◆ What the task requires: Extract the final stretch of the data: the line that contains "Decode this image" and every line after it, unaltered, and no other lines.

§

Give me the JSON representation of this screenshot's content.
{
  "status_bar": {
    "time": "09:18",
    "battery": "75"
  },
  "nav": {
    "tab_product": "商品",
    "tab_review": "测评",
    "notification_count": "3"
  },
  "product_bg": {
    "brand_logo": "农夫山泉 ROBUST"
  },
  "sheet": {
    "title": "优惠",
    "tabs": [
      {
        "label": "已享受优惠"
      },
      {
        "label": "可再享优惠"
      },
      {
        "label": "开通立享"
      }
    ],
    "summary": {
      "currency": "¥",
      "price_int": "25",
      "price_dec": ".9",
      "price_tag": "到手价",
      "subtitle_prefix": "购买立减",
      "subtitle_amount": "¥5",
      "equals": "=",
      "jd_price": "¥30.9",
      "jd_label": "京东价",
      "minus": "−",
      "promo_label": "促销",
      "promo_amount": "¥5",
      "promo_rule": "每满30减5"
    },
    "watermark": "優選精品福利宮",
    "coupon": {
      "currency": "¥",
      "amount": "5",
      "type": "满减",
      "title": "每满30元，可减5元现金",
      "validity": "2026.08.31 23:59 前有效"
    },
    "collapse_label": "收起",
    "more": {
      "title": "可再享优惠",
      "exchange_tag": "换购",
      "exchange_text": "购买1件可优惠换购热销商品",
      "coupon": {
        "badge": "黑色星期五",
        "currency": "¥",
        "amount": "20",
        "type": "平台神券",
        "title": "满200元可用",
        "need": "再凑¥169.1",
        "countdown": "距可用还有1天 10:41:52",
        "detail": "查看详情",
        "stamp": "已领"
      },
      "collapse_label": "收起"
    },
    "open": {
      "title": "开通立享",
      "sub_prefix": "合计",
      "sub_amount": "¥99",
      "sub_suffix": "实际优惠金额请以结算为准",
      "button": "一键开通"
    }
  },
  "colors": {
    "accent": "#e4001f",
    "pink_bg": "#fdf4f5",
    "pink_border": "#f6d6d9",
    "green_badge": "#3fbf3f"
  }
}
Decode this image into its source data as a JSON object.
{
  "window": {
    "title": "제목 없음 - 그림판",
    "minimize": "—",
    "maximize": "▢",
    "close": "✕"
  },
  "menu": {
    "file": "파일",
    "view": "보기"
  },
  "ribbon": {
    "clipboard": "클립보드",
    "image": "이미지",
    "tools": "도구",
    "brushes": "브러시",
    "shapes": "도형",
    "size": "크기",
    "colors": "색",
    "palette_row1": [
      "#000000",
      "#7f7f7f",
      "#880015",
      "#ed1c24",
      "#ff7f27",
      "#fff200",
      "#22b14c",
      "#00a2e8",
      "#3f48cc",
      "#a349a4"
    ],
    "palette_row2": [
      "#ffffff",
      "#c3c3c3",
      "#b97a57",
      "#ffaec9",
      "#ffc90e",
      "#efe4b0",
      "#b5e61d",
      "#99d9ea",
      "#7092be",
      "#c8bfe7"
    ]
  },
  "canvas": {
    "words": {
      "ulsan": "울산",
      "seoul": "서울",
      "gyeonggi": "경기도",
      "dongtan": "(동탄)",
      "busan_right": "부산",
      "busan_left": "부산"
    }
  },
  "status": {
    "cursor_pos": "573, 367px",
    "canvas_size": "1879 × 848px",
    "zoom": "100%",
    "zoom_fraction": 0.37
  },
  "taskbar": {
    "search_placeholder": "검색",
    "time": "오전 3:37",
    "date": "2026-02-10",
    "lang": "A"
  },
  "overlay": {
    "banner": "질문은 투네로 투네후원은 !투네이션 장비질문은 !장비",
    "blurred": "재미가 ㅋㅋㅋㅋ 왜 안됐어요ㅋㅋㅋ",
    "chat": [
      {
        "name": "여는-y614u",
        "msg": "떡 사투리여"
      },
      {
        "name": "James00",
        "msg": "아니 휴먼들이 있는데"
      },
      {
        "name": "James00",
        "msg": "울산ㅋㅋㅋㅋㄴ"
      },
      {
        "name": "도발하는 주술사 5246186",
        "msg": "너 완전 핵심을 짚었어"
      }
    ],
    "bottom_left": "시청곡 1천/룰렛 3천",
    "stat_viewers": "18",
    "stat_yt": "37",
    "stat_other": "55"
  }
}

§

◆ Problem solution:
Decode this image into its source data as a JSON object.
{
  "window": {
    "title": "제목 없음 - 그림판",
    "minimize": "—",
    "maximize": "▢",
    "close": "✕"
  },
  "menu": {
    "file": "파일",
    "view": "보기"
  },
  "ribbon": {
    "clipboard": "클립보드",
    "image": "이미지",
    "tools": "도구",
    "brushes": "브러시",
    "shapes": "도형",
    "size": "크기",
    "colors": "색",
    "palette_row1": [
      "#000000",
      "#7f7f7f",
      "#880015",
      "#ed1c24",
      "#ff7f27",
      "#fff200",
      "#22b14c",
      "#00a2e8",
      "#3f48cc",
      "#a349a4"
    ],
    "palette_row2": [
      "#ffffff",
      "#c3c3c3",
      "#b97a57",
      "#ffaec9",
      "#ffc90e",
      "#efe4b0",
      "#b5e61d",
      "#99d9ea",
      "#7092be",
      "#c8bfe7"
    ]
  },
  "canvas": {
    "words": {
      "ulsan": "울산",
      "seoul": "서울",
      "gyeonggi": "경기도",
      "dongtan": "(동탄)",
      "busan_right": "부산",
      "busan_left": "부산"
    }
  },
  "status": {
    "cursor_pos": "573, 367px",
    "canvas_size": "1879 × 848px",
    "zoom": "100%",
    "zoom_fraction": 0.37
  },
  "taskbar": {
    "search_placeholder": "검색",
    "time": "오전 3:37",
    "date": "2026-02-10",
    "lang": "A"
  },
  "overlay": {
    "banner": "질문은 투네로 투네후원은 !투네이션 장비질문은 !장비",
    "blurred": "재미가 ㅋㅋㅋㅋ 왜 안됐어요ㅋㅋㅋ",
    "chat": [
      {
        "name": "여는-y614u",
        "msg": "떡 사투리여"
      },
      {
        "name": "James00",
        "msg": "아니 휴먼들이 있는데"
      },
      {
        "name": "James00",
        "msg": "울산ㅋㅋㅋㅋㄴ"
      },
      {
        "name": "도발하는 주술사 5246186",
        "msg": "너 완전 핵심을 짚었어"
      }
    ],
    "bottom_left": "시청곡 1천/룰렛 3천",
    "stat_viewers": "18",
    "stat_yt": "37",
    "stat_other": "55"
  }
}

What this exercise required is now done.